--- Begin EXCERPT TO READ ---

“Pacing is a tool that controls the speed and rhythm at which a story is told and the readers are pulled through the story events.” —Jessica Page Morrell
We’d wince at these comments in reviews:
- Too much description and explaining bogged down the story.
- Everything happened too fast. Left me wanting to know more.
Jessica Page Morrell, in her September 2014 Writer’s Digest article, “Pacing Your Story,” discusses devices to produce faster- and slower-paced writing.
I’ll concentrate on keeping up the pace.
Why do we want to speed up the story?
Morrell says a story needs a fast pace throughout the book, but particularly in first chapters and in chapter and scene openings. She says:
“A quick pace is comfortable—never rushed, careless or contrived. You want the reader to be on edge and involved, not exasperated because things are happening so fast he can’t quite take it all in.”
Devices for accelerating the pace.
This list and quotes are from Morell’s Writer’s Digest article “Pacing Your Story.”
Increase the Speed |
1 Action Scenes, “few distractions, little description, and limited transitions” |
2 Change, “plot dashes off in a new, unexpected direction” |
3 Cliffhangers, “reader will turn the page to find out what happens next” |
4 Dialogue, “rapid-fire,” “reactions, descriptions and attributions are minimal” |
5 In Medias Res, “start some scenes in the middle of events” |
6 Prolonged Outcomes, “the reader wants to know [outcome]” |
7 Short Chapters and Scenes |
8 Summary, no “play-by-play,” “summarize whole eras, … and backstory” |
9 Word Choice, “crisp, punchy verbs,” verbs with “harsh consonant sounds” |
10 Sentence Structure, short paragraphs; break up long paragraphs |
Let’s examine a scene – the device number is noted where the pace moves along. (Partial scene from Calculated Risk)

--- End EXCERPT TO READ ---
--- Begin EXTRACTED DATA ---

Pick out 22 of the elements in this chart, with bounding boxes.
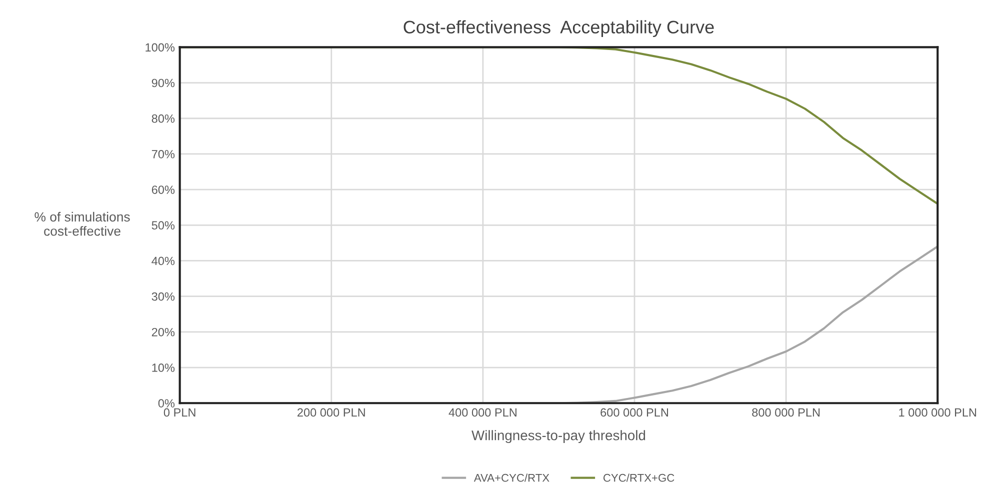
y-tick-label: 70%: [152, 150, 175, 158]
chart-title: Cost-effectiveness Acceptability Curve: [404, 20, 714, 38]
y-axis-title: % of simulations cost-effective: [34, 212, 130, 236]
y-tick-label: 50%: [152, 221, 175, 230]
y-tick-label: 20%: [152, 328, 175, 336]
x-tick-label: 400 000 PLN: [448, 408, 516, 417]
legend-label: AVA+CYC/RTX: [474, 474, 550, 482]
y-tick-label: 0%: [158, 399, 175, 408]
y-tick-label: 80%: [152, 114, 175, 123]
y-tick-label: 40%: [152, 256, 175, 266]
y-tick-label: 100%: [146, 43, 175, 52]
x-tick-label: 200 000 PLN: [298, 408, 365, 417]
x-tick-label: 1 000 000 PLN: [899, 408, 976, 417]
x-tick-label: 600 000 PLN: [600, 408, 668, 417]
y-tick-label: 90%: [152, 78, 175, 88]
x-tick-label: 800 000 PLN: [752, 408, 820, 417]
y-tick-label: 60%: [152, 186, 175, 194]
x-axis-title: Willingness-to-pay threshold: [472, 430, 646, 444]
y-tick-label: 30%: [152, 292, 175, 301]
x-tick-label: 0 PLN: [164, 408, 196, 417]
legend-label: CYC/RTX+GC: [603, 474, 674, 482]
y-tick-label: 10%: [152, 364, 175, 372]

--- End EXTRACTED DATA ---

JOBS |
1) Answer these questions about the article on story pacing:
(a) In what month and year did Morrell's "Pacing Your Story" article appear in Writer's Digest?
(b) In which parts of a book does Morrell say a fast pace is particularly needed?
(c) Which numbered device is described as "start some scenes in the middle of events"?
2) From the list of devices for increasing speed in the article on story pacing, name every device whose entry includes a quoted phrase.
3) Carry on the article on story pacing from its final sentence.

RESULTS IN ORDER |
1)
(a) September 2014
(b) In first chapters and in chapter and scene openings
(c) Device 5, In Medias Res

2) Action Scenes, Change, Cliffhangers, Dialogue, In Medias Res, Prolonged Outcomes, Summary, Word Choice

3)
Cisney held her cell away from her mouth, so Daddy wouldn’t get an earful of her heavy breathing after she ran up two flights of stairs. [5]
He spoke loudly as if he thought he had to yell all the way from Germany. [10]
Her breathing and heartbeat refused to quiet, and it had nothing to do with physical activity. She’d have to tell Daddy the truth—tonight. [10]
“We spoke so briefly on the phone before,” Daddy said, “I didn’t get a chance to ask you about your Thanksgiving.”
“It must be about four in the morning there,” she said.
“I couldn’t sleep. How’s my man, Jason?” [4]
“I’m not at Jason’s.” And neither was Jason. The rat. [4, her reaction is short]
“What? Where are you?” [4]
“A friend from work invited me home for the holiday.” [4]
“But why didn’t you go to Jason’s? Is he there with you?” [4]
She hated ruining Daddy’s vacation. “Because…because he broke up with me.” She cringed [9] waiting for the blast.
“Oh, Cis…” He sounded sympathetic. Maybe Daddy could understand that a man like Jason did pretty much what he wanted, and he wanted to date the beautiful blonde doormat. “What did you do, honey?”
“I cried, mostly. I’m sorry, Daddy, I know how you feel about crying, but—”
His volume ratcheted up a notch. “No, I mean, what did you do that made him leave?” [2]
10 Devices to keep your story moving. Click to tweet.
Which device will most improve your story’s pace?
Interesting Zoe!
Thanks for sharing.
Good luck and God’s blessings.
PamT
You’re welcome, Pam. Thanks for stopping by.
Might you stick in an 8 after “Because…because he broke up with me.” since Cisney didn’t give him a blow by blow? Helpful information.
Yes, Marcia number 8 would work well with Cisney’s reply. Thanks for pointing that our.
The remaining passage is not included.